**Exercise instructions**
Only the number is wanted: how many lines hold the word "value"?

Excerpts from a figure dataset
'''

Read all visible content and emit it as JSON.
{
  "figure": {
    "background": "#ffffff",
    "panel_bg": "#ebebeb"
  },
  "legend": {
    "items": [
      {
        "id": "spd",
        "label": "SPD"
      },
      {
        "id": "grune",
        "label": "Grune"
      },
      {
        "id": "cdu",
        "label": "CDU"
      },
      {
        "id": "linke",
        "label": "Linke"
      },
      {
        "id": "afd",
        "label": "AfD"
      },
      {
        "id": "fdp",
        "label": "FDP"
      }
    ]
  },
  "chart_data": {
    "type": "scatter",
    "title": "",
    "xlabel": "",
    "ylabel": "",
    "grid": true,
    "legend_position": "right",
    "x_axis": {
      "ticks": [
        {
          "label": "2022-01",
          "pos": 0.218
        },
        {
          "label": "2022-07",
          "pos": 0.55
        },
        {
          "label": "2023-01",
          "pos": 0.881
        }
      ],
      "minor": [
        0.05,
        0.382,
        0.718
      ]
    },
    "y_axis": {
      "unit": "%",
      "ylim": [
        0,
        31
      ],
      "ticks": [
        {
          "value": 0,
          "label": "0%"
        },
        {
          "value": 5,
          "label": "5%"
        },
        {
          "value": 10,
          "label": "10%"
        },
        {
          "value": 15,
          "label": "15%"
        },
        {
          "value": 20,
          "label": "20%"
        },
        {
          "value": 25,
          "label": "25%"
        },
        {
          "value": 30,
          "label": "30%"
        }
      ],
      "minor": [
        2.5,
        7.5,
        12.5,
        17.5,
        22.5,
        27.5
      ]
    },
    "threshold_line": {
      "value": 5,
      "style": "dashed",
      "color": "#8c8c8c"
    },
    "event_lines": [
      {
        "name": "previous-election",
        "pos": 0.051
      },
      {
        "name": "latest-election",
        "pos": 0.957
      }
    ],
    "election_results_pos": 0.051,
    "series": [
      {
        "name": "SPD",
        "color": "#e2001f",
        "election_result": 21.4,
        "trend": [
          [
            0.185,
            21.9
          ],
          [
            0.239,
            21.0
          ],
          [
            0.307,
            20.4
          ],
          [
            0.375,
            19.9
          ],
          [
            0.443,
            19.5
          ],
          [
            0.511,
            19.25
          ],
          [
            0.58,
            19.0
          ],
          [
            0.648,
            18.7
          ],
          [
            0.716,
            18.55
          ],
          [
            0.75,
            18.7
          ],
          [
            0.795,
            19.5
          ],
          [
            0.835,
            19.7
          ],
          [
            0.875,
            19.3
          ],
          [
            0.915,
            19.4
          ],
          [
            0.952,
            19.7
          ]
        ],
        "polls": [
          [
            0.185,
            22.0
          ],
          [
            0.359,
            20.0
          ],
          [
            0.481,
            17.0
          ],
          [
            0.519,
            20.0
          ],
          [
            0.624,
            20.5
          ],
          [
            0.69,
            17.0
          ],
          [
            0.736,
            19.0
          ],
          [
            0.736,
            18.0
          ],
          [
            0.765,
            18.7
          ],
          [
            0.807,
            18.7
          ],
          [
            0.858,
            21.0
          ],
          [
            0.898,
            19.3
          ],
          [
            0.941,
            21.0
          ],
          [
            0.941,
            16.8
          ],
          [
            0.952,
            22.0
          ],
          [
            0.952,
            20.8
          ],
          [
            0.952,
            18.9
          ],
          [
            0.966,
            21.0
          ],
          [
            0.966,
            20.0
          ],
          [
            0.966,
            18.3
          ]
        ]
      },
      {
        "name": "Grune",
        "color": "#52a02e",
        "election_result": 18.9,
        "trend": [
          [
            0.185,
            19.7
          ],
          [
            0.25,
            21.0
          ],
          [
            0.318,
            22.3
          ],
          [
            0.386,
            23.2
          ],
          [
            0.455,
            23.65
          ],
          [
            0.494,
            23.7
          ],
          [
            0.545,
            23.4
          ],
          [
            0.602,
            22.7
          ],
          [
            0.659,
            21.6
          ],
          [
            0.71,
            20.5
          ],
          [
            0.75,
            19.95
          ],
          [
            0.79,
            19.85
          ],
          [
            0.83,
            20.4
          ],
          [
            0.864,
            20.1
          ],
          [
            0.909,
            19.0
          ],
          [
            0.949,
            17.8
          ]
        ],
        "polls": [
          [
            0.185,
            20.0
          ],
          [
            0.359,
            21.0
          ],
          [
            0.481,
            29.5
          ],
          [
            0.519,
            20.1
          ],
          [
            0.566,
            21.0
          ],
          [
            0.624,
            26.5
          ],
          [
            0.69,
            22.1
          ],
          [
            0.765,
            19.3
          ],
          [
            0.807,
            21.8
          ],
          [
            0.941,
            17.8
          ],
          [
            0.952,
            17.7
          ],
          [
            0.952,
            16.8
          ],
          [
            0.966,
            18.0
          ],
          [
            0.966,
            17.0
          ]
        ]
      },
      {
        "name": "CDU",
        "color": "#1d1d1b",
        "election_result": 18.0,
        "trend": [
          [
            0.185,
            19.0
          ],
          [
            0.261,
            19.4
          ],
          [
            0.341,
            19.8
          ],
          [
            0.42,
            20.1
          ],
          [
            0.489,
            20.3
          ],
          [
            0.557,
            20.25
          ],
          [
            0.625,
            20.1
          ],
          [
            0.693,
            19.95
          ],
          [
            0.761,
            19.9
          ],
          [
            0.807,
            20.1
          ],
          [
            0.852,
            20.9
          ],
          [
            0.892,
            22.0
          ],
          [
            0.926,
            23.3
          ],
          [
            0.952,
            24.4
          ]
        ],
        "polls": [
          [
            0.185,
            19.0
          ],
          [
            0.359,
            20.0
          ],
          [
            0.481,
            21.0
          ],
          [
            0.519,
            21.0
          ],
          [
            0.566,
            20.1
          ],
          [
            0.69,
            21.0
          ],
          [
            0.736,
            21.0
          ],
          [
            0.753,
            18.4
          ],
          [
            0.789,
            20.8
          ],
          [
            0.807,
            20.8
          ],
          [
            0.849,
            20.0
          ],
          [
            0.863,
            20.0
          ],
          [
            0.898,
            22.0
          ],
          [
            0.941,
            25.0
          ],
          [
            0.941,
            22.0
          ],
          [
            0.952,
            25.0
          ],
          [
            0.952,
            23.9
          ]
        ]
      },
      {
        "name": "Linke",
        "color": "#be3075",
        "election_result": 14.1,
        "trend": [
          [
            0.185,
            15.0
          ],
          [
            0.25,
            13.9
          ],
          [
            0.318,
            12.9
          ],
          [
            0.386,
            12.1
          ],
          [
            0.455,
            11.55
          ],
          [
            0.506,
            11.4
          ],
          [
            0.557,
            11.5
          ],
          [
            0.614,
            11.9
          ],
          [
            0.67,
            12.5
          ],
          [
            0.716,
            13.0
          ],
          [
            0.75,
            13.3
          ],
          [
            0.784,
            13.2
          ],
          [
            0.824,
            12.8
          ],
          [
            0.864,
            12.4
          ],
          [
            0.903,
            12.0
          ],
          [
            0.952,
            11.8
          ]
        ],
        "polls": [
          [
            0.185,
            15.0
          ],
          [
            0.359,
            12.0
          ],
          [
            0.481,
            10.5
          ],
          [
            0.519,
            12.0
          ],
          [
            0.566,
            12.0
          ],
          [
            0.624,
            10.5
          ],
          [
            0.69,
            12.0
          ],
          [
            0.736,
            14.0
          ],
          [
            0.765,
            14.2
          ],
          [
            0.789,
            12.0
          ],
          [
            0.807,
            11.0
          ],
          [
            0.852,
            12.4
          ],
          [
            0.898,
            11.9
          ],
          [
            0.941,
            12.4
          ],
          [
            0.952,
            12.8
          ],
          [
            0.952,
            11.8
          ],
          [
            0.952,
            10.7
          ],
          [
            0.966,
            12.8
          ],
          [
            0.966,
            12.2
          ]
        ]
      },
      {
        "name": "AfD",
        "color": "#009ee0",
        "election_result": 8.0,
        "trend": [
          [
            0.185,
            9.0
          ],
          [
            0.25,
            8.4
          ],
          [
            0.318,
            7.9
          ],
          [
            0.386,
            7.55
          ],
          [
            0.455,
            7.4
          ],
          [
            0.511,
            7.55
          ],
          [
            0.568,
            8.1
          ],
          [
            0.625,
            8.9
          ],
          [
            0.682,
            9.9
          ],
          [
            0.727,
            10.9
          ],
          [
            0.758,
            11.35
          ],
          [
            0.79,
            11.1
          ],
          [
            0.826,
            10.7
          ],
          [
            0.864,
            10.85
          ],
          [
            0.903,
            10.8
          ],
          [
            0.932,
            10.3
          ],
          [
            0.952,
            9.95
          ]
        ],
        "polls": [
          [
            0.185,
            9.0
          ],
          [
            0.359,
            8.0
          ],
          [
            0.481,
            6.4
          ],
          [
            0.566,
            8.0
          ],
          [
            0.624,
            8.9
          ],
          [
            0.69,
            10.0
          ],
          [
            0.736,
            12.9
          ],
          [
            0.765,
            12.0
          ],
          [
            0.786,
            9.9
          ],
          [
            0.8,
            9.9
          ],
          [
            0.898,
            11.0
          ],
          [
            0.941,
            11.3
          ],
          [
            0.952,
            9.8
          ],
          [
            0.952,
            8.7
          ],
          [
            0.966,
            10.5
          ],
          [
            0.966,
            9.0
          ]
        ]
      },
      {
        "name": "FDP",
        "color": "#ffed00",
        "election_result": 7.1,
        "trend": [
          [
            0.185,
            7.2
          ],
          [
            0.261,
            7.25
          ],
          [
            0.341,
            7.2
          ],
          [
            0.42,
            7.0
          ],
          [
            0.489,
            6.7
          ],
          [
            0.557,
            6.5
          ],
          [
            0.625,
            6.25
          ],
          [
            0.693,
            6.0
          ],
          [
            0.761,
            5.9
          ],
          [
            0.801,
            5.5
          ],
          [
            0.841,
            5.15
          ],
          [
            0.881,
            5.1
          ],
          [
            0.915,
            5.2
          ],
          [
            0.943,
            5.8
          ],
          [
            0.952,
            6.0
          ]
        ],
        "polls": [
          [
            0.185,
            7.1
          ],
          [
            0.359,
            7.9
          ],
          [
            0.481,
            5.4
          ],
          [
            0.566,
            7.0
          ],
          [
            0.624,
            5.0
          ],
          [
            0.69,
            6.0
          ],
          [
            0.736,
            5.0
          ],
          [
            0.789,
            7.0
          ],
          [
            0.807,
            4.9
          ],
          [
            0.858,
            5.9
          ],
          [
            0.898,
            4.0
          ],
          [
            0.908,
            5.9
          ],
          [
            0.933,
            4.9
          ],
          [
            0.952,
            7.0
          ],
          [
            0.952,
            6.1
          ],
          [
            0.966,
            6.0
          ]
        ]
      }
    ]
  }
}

'''

**Task response**
8